=== WHAT TO DO ===
Can you transcribe every line exactly and leave the pictures behind?

--

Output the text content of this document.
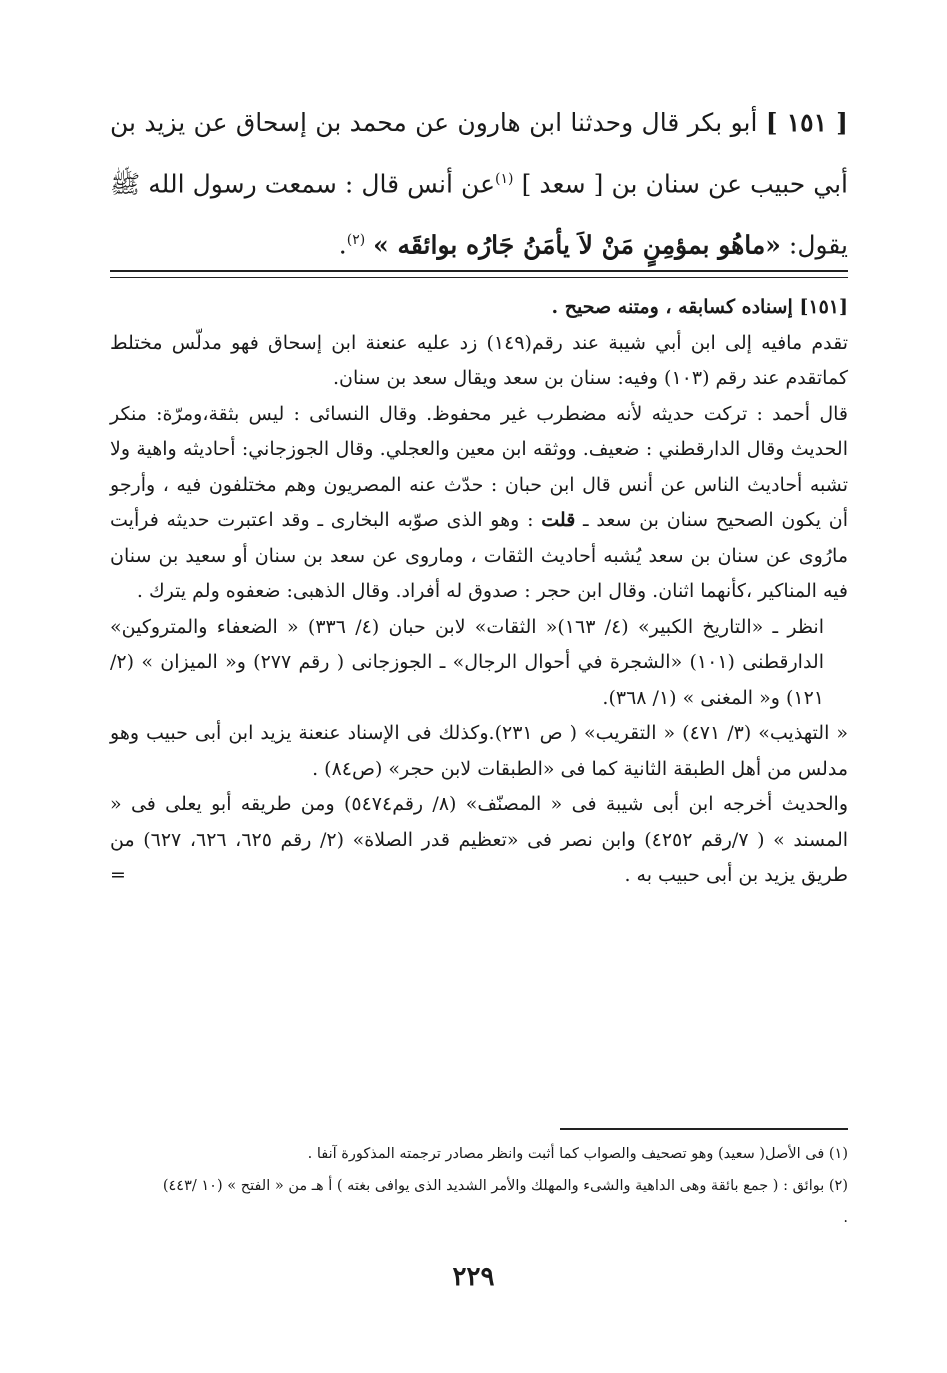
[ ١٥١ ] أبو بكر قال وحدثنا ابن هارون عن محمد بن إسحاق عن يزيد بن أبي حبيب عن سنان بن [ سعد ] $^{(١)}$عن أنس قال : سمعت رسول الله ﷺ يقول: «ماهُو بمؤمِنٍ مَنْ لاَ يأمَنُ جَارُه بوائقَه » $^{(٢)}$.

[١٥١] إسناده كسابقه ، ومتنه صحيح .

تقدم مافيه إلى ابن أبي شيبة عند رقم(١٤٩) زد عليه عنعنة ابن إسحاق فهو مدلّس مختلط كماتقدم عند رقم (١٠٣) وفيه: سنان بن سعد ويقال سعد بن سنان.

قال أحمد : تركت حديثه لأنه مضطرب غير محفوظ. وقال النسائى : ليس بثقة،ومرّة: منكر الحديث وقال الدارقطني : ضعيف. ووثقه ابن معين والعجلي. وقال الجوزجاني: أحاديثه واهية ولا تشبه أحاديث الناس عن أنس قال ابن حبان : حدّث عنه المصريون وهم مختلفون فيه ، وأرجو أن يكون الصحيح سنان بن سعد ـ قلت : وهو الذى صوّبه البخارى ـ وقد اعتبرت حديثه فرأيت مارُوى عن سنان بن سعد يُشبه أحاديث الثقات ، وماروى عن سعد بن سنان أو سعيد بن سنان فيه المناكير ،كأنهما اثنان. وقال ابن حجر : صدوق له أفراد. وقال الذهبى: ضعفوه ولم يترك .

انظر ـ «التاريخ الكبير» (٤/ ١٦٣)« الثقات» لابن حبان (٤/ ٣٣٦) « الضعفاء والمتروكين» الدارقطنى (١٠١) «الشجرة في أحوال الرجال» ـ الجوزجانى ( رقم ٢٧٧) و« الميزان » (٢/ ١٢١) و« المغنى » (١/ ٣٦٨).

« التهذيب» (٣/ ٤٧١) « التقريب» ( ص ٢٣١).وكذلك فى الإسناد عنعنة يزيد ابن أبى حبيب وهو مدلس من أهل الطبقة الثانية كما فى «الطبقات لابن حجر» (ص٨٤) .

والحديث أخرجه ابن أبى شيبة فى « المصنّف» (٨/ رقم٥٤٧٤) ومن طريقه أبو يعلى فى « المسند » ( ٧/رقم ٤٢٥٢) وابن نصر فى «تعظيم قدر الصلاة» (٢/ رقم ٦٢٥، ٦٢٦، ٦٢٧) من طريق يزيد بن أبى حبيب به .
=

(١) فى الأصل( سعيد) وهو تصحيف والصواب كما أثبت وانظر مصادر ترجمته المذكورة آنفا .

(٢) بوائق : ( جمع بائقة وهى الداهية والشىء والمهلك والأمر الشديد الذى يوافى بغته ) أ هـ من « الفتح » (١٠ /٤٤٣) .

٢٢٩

--

=== WRITTEN SOLUTION ===
Output the text content of this document.
[ ١٥١ ] أبو بكر قال وحدثنا ابن هارون عن محمد بن إسحاق عن يزيد بن أبي حبيب عن سنان بن [ سعد ] $^{(١)}$عن أنس قال : سمعت رسول الله ﷺ يقول: «ماهُو بمؤمِنٍ مَنْ لاَ يأمَنُ جَارُه بوائقَه » $^{(٢)}$.

[١٥١] إسناده كسابقه ، ومتنه صحيح .

تقدم مافيه إلى ابن أبي شيبة عند رقم(١٤٩) زد عليه عنعنة ابن إسحاق فهو مدلّس مختلط كماتقدم عند رقم (١٠٣) وفيه: سنان بن سعد ويقال سعد بن سنان.

قال أحمد : تركت حديثه لأنه مضطرب غير محفوظ. وقال النسائى : ليس بثقة،ومرّة: منكر الحديث وقال الدارقطني : ضعيف. ووثقه ابن معين والعجلي. وقال الجوزجاني: أحاديثه واهية ولا تشبه أحاديث الناس عن أنس قال ابن حبان : حدّث عنه المصريون وهم مختلفون فيه ، وأرجو أن يكون الصحيح سنان بن سعد ـ قلت : وهو الذى صوّبه البخارى ـ وقد اعتبرت حديثه فرأيت مارُوى عن سنان بن سعد يُشبه أحاديث الثقات ، وماروى عن سعد بن سنان أو سعيد بن سنان فيه المناكير ،كأنهما اثنان. وقال ابن حجر : صدوق له أفراد. وقال الذهبى: ضعفوه ولم يترك .

انظر ـ «التاريخ الكبير» (٤/ ١٦٣)« الثقات» لابن حبان (٤/ ٣٣٦) « الضعفاء والمتروكين» الدارقطنى (١٠١) «الشجرة في أحوال الرجال» ـ الجوزجانى ( رقم ٢٧٧) و« الميزان » (٢/ ١٢١) و« المغنى » (١/ ٣٦٨).

« التهذيب» (٣/ ٤٧١) « التقريب» ( ص ٢٣١).وكذلك فى الإسناد عنعنة يزيد ابن أبى حبيب وهو مدلس من أهل الطبقة الثانية كما فى «الطبقات لابن حجر» (ص٨٤) .

والحديث أخرجه ابن أبى شيبة فى « المصنّف» (٨/ رقم٥٤٧٤) ومن طريقه أبو يعلى فى « المسند » ( ٧/رقم ٤٢٥٢) وابن نصر فى «تعظيم قدر الصلاة» (٢/ رقم ٦٢٥، ٦٢٦، ٦٢٧) من طريق يزيد بن أبى حبيب به .
=

(١) فى الأصل( سعيد) وهو تصحيف والصواب كما أثبت وانظر مصادر ترجمته المذكورة آنفا .

(٢) بوائق : ( جمع بائقة وهى الداهية والشىء والمهلك والأمر الشديد الذى يوافى بغته ) أ هـ من « الفتح » (١٠ /٤٤٣) .

٢٢٩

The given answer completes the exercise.